Dataset items
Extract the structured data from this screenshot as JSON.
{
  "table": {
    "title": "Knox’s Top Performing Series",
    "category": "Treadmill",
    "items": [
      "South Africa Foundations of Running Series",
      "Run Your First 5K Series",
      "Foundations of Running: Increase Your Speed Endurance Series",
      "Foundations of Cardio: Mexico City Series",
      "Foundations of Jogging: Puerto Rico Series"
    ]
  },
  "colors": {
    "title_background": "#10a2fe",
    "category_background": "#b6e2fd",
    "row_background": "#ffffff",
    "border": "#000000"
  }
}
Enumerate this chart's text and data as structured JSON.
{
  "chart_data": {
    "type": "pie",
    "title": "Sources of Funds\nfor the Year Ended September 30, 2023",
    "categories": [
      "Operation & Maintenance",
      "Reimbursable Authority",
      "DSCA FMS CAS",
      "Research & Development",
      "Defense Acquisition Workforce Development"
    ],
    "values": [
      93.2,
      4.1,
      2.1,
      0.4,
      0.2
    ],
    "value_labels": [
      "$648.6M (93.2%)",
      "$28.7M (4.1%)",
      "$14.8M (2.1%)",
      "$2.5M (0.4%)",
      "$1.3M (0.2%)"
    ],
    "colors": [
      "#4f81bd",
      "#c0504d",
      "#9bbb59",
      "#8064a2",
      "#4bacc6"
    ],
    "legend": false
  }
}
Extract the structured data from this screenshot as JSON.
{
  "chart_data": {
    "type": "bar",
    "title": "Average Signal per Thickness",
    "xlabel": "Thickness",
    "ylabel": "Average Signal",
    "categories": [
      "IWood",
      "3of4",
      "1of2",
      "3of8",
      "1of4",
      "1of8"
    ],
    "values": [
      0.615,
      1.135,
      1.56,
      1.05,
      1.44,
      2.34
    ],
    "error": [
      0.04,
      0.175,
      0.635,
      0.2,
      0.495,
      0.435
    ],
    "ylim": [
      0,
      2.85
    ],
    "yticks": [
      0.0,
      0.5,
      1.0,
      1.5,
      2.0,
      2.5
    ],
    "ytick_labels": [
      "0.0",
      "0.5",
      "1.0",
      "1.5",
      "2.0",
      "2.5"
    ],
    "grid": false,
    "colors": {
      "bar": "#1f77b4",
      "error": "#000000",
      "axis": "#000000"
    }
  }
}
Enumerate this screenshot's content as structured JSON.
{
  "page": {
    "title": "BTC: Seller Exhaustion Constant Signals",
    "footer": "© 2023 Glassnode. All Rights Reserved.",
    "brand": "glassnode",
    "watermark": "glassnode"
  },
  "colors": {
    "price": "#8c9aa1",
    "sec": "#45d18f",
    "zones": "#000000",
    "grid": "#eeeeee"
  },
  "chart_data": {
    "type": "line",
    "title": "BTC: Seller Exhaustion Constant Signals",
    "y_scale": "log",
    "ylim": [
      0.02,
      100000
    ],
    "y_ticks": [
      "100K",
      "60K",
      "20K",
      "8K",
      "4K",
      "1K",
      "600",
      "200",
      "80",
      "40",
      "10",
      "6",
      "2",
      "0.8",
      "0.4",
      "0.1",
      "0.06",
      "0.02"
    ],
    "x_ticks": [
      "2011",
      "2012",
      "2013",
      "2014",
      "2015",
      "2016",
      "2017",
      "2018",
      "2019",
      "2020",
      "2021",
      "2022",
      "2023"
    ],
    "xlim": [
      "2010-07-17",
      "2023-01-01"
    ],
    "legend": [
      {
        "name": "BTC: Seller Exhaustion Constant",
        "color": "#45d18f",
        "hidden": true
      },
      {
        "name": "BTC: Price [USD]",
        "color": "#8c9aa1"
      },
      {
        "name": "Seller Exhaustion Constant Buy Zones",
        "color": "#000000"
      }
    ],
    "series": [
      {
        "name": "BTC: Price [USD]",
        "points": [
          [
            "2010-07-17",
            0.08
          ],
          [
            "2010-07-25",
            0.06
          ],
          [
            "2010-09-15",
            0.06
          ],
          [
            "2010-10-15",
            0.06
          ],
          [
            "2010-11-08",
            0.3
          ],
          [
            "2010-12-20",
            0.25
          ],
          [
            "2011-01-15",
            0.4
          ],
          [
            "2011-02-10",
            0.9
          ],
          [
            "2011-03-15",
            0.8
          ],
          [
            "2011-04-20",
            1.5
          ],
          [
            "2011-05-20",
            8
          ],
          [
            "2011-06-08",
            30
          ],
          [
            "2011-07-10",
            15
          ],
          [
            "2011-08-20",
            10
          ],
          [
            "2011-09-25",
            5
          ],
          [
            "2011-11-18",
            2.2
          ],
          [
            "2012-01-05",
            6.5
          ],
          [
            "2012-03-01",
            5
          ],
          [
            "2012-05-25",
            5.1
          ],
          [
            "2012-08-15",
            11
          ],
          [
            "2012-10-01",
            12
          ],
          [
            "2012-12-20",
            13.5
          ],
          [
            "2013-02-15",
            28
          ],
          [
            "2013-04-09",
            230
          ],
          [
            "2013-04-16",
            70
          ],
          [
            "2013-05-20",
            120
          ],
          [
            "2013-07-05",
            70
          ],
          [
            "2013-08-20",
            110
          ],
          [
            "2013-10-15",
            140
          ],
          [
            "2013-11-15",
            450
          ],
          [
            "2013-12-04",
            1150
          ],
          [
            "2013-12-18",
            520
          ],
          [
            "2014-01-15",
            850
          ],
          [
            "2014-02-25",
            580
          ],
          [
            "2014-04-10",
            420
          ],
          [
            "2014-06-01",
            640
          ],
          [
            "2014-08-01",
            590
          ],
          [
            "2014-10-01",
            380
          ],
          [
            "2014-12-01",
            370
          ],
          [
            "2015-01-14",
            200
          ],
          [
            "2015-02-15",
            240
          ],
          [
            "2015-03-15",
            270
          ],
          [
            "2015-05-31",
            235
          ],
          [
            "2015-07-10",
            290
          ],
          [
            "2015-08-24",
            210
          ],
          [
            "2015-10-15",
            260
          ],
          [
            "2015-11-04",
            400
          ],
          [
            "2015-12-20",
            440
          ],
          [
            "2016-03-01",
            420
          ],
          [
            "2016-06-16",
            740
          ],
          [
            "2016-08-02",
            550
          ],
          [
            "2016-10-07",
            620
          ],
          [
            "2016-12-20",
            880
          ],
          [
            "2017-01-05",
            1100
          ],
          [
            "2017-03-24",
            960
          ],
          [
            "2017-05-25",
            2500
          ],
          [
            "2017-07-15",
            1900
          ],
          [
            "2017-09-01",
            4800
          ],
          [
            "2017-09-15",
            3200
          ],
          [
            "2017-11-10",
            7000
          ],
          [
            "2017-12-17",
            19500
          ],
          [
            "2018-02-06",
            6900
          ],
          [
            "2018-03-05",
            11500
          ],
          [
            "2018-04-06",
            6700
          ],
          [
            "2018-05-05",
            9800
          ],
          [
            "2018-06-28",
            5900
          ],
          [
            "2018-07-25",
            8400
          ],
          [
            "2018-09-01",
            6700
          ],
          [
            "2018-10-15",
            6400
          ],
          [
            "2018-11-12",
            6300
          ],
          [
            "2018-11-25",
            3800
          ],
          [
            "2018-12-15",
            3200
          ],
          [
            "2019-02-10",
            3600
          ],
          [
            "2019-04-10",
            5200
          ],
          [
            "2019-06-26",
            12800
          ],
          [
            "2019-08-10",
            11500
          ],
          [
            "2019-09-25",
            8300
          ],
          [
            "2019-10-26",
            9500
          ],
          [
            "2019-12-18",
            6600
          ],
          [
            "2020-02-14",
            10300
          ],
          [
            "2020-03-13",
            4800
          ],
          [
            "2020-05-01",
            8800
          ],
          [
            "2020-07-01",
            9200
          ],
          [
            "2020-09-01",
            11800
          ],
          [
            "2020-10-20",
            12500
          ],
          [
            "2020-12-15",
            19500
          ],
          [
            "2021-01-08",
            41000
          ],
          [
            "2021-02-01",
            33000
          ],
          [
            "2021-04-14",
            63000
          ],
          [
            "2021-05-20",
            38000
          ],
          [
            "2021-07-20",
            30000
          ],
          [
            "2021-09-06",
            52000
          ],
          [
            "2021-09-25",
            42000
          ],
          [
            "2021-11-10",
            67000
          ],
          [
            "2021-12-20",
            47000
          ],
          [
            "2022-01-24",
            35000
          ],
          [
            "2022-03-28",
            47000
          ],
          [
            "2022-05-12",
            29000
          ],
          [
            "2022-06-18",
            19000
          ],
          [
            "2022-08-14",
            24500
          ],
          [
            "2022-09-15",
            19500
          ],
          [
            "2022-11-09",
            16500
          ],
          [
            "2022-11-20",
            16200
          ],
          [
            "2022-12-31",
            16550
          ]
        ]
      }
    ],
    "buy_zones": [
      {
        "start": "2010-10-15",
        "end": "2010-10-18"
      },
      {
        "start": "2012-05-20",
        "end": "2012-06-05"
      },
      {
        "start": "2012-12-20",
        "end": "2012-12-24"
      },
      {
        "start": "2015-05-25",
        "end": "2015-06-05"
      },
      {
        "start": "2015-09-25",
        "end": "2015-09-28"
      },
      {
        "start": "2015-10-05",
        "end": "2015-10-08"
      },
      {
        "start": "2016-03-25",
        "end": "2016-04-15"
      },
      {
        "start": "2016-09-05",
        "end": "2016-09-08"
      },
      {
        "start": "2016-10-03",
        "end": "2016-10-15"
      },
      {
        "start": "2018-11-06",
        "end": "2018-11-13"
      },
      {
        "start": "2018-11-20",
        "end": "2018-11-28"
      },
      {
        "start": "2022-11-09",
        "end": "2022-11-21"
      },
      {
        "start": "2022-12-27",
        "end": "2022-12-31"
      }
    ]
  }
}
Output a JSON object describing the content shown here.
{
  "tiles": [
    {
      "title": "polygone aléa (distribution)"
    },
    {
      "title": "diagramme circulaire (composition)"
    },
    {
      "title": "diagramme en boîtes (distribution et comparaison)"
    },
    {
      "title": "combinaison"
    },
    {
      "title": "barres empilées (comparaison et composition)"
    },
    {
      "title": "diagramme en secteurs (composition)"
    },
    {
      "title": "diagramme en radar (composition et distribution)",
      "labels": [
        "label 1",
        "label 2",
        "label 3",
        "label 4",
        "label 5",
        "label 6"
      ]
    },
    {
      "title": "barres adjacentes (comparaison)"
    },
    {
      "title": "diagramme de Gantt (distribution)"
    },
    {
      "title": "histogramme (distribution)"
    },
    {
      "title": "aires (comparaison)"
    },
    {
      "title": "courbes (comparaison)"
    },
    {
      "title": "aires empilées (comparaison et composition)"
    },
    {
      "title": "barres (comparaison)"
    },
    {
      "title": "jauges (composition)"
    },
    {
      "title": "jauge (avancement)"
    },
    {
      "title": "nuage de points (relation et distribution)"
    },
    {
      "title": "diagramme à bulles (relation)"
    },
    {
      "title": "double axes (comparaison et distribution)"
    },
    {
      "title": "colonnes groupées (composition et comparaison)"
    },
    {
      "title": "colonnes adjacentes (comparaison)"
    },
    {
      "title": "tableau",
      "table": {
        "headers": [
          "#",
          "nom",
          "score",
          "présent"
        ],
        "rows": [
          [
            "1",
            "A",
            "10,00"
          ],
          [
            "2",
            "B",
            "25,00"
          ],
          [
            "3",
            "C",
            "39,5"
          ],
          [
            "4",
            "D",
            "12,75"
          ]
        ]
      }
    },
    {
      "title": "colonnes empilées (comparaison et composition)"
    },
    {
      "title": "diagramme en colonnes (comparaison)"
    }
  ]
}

Your objective
Look through the entries above; copy each line where the string "points" appears.

Task solution
        "points": [
      "title": "nuage de points (relation et distribution)"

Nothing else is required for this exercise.